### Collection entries
·····
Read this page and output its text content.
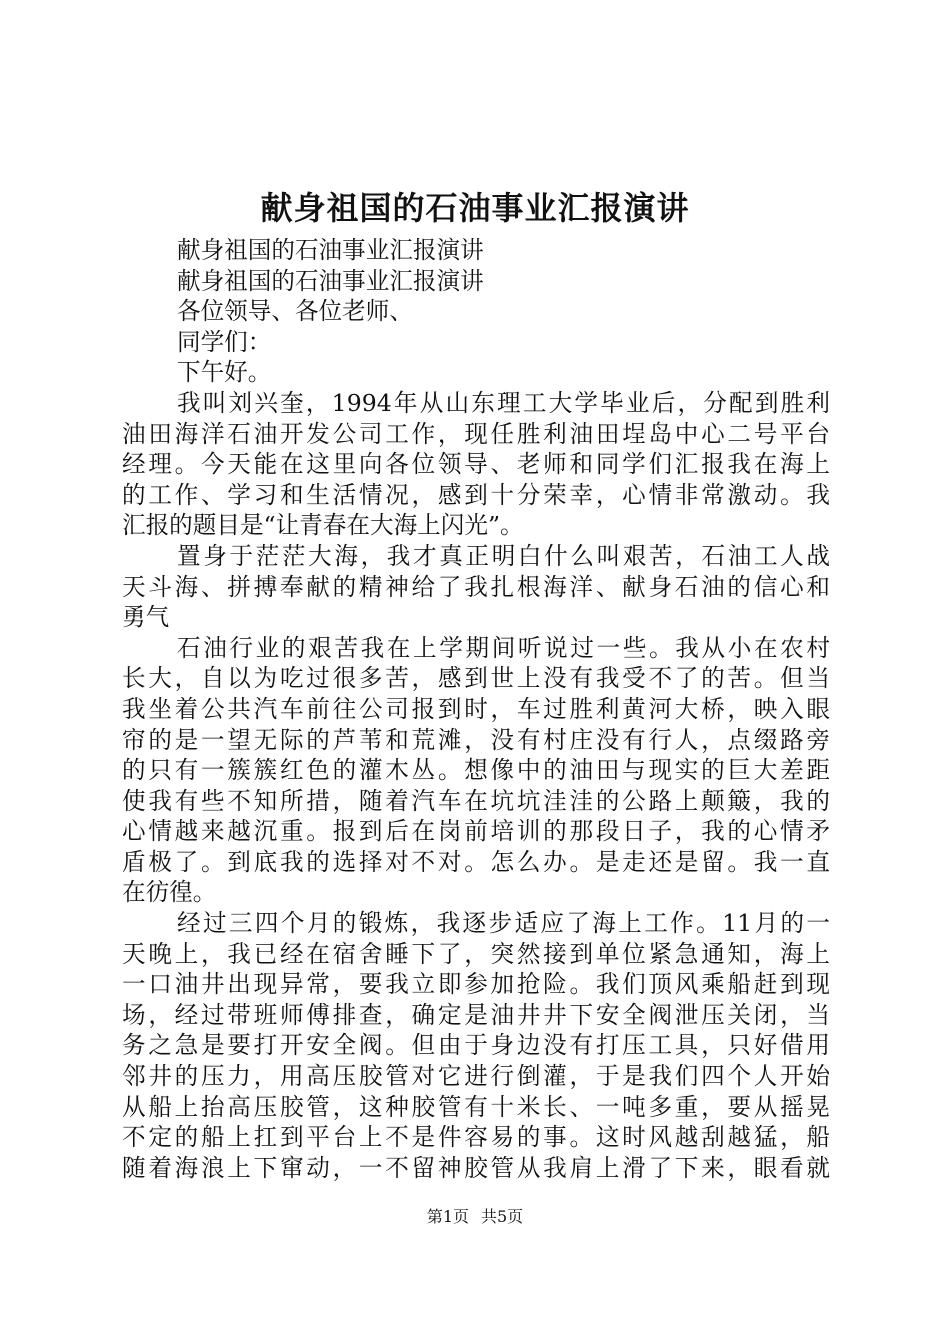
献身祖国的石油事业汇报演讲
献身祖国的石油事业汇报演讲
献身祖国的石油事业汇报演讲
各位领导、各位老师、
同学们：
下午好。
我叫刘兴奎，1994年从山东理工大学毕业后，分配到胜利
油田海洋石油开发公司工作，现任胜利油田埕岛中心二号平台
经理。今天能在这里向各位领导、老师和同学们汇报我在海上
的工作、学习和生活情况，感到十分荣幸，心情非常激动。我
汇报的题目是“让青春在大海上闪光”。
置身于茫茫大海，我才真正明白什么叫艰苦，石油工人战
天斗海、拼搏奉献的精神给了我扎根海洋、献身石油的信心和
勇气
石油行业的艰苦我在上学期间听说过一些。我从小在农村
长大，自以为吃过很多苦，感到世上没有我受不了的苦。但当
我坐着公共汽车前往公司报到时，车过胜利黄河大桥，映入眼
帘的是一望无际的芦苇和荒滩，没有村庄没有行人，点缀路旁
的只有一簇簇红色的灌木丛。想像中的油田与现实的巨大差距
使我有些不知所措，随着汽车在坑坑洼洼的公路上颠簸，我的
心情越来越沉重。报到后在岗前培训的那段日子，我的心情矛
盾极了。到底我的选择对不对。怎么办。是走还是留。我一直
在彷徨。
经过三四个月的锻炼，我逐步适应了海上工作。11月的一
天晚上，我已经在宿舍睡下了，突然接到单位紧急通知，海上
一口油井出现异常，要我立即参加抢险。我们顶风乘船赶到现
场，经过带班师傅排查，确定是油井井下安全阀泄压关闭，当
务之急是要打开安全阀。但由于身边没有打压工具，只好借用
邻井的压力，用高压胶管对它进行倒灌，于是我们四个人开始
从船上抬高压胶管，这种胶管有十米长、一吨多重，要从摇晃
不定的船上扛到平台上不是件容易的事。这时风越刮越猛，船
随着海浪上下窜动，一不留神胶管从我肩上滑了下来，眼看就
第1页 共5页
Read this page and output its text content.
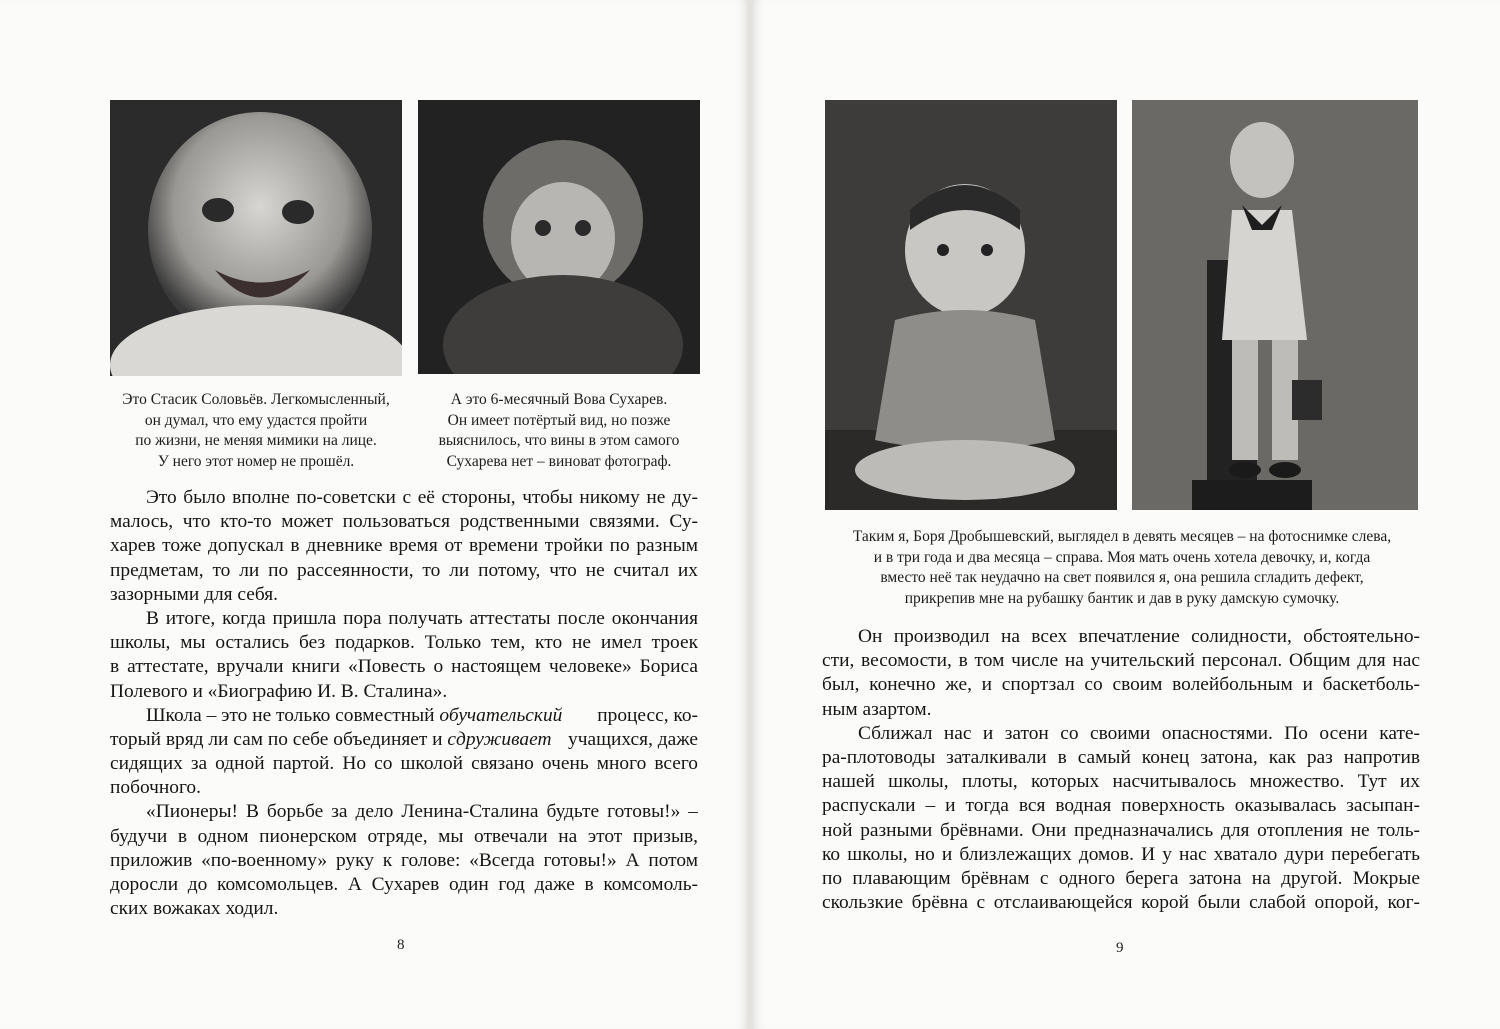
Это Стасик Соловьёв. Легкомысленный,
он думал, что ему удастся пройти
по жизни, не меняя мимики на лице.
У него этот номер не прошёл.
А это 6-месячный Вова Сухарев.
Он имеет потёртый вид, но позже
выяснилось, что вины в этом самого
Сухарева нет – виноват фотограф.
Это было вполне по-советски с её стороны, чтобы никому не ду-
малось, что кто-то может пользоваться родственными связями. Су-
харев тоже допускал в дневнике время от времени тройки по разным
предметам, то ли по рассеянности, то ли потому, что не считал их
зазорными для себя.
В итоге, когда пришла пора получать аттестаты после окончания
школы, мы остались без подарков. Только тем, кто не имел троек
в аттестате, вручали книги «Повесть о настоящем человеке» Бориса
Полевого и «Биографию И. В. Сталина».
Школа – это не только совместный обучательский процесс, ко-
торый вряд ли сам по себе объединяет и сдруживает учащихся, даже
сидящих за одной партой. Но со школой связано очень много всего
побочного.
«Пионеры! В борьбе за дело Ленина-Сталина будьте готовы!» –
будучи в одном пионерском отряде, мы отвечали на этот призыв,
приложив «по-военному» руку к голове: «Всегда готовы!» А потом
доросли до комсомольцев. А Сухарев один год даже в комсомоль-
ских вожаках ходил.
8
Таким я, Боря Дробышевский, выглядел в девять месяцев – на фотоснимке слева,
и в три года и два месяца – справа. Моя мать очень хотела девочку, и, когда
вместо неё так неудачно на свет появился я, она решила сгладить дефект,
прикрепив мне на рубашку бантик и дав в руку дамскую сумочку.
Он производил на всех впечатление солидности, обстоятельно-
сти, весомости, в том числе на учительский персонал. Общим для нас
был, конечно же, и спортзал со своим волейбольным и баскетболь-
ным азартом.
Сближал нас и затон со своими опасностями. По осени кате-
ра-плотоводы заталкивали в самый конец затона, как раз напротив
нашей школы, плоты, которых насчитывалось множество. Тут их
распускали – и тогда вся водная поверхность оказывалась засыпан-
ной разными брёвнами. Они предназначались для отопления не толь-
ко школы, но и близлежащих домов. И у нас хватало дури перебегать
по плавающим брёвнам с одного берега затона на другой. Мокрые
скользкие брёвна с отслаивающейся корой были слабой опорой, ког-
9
·····
### EXERCISE AIM
Take the records above and transcribe them exactly, dropping every picture.

### FULL RESPONSE
Read this page and output its text content.
献身祖国的石油事业汇报演讲
献身祖国的石油事业汇报演讲
献身祖国的石油事业汇报演讲
各位领导、各位老师、
同学们：
下午好。
我叫刘兴奎，1994年从山东理工大学毕业后，分配到胜利
油田海洋石油开发公司工作，现任胜利油田埕岛中心二号平台
经理。今天能在这里向各位领导、老师和同学们汇报我在海上
的工作、学习和生活情况，感到十分荣幸，心情非常激动。我
汇报的题目是“让青春在大海上闪光”。
置身于茫茫大海，我才真正明白什么叫艰苦，石油工人战
天斗海、拼搏奉献的精神给了我扎根海洋、献身石油的信心和
勇气
石油行业的艰苦我在上学期间听说过一些。我从小在农村
长大，自以为吃过很多苦，感到世上没有我受不了的苦。但当
我坐着公共汽车前往公司报到时，车过胜利黄河大桥，映入眼
帘的是一望无际的芦苇和荒滩，没有村庄没有行人，点缀路旁
的只有一簇簇红色的灌木丛。想像中的油田与现实的巨大差距
使我有些不知所措，随着汽车在坑坑洼洼的公路上颠簸，我的
心情越来越沉重。报到后在岗前培训的那段日子，我的心情矛
盾极了。到底我的选择对不对。怎么办。是走还是留。我一直
在彷徨。
经过三四个月的锻炼，我逐步适应了海上工作。11月的一
天晚上，我已经在宿舍睡下了，突然接到单位紧急通知，海上
一口油井出现异常，要我立即参加抢险。我们顶风乘船赶到现
场，经过带班师傅排查，确定是油井井下安全阀泄压关闭，当
务之急是要打开安全阀。但由于身边没有打压工具，只好借用
邻井的压力，用高压胶管对它进行倒灌，于是我们四个人开始
从船上抬高压胶管，这种胶管有十米长、一吨多重，要从摇晃
不定的船上扛到平台上不是件容易的事。这时风越刮越猛，船
随着海浪上下窜动，一不留神胶管从我肩上滑了下来，眼看就
第1页 共5页
Read this page and output its text content.
Это Стасик Соловьёв. Легкомысленный,
он думал, что ему удастся пройти
по жизни, не меняя мимики на лице.
У него этот номер не прошёл.
А это 6-месячный Вова Сухарев.
Он имеет потёртый вид, но позже
выяснилось, что вины в этом самого
Сухарева нет – виноват фотограф.
Это было вполне по-советски с её стороны, чтобы никому не ду-
малось, что кто-то может пользоваться родственными связями. Су-
харев тоже допускал в дневнике время от времени тройки по разным
предметам, то ли по рассеянности, то ли потому, что не считал их
зазорными для себя.
В итоге, когда пришла пора получать аттестаты после окончания
школы, мы остались без подарков. Только тем, кто не имел троек
в аттестате, вручали книги «Повесть о настоящем человеке» Бориса
Полевого и «Биографию И. В. Сталина».
Школа – это не только совместный обучательский процесс, ко-
торый вряд ли сам по себе объединяет и сдруживает учащихся, даже
сидящих за одной партой. Но со школой связано очень много всего
побочного.
«Пионеры! В борьбе за дело Ленина-Сталина будьте готовы!» –
будучи в одном пионерском отряде, мы отвечали на этот призыв,
приложив «по-военному» руку к голове: «Всегда готовы!» А потом
доросли до комсомольцев. А Сухарев один год даже в комсомоль-
ских вожаках ходил.
8
Таким я, Боря Дробышевский, выглядел в девять месяцев – на фотоснимке слева,
и в три года и два месяца – справа. Моя мать очень хотела девочку, и, когда
вместо неё так неудачно на свет появился я, она решила сгладить дефект,
прикрепив мне на рубашку бантик и дав в руку дамскую сумочку.
Он производил на всех впечатление солидности, обстоятельно-
сти, весомости, в том числе на учительский персонал. Общим для нас
был, конечно же, и спортзал со своим волейбольным и баскетболь-
ным азартом.
Сближал нас и затон со своими опасностями. По осени кате-
ра-плотоводы заталкивали в самый конец затона, как раз напротив
нашей школы, плоты, которых насчитывалось множество. Тут их
распускали – и тогда вся водная поверхность оказывалась засыпан-
ной разными брёвнами. Они предназначались для отопления не толь-
ко школы, но и близлежащих домов. И у нас хватало дури перебегать
по плавающим брёвнам с одного берега затона на другой. Мокрые
скользкие брёвна с отслаивающейся корой были слабой опорой, ког-
9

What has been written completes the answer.